» SET PROBLEM: Locate the line that contains "Read out every word on this page.". Copy it and every following line through the end of the records, exactly, and include nothing else.

» ENTRIES:
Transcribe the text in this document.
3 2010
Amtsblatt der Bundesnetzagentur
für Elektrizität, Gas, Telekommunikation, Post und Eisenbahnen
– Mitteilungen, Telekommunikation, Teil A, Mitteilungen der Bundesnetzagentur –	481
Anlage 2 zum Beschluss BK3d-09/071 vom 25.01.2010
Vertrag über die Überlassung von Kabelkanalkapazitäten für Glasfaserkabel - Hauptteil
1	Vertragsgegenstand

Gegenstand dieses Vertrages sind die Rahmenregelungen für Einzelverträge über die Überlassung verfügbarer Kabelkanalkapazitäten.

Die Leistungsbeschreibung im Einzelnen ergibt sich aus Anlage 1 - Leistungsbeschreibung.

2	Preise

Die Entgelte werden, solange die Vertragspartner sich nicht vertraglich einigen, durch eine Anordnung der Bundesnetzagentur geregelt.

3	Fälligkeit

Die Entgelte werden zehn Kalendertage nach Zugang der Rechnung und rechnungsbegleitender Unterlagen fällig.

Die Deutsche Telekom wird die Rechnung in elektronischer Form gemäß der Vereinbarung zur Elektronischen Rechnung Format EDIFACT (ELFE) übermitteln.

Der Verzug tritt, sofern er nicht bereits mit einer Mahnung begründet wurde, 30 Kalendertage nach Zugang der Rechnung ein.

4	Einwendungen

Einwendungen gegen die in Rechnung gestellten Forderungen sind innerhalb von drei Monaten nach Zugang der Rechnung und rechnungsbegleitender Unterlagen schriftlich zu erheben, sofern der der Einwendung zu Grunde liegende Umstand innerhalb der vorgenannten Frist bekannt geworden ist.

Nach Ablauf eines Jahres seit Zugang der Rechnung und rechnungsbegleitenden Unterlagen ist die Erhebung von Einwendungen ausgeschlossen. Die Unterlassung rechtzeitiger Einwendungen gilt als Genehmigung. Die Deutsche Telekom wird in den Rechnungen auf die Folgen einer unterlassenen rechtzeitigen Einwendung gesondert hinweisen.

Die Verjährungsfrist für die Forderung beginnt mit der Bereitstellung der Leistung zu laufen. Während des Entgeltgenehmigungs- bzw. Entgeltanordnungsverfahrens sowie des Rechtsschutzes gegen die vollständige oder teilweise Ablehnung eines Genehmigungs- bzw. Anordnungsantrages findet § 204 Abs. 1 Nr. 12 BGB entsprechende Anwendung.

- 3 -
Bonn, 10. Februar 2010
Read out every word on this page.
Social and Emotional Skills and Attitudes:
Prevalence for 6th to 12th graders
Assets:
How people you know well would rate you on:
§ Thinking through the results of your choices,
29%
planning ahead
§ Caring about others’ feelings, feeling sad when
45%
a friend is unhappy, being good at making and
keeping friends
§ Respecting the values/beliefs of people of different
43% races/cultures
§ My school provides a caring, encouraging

» RESULT:
Read out every word on this page.
Social and Emotional Skills and Attitudes:
Prevalence for 6th to 12th graders
Assets:
How people you know well would rate you on:
§ Thinking through the results of your choices,
29%
planning ahead
§ Caring about others’ feelings, feeling sad when
45%
a friend is unhappy, being good at making and
keeping friends
§ Respecting the values/beliefs of people of different
43% races/cultures
§ My school provides a caring, encouraging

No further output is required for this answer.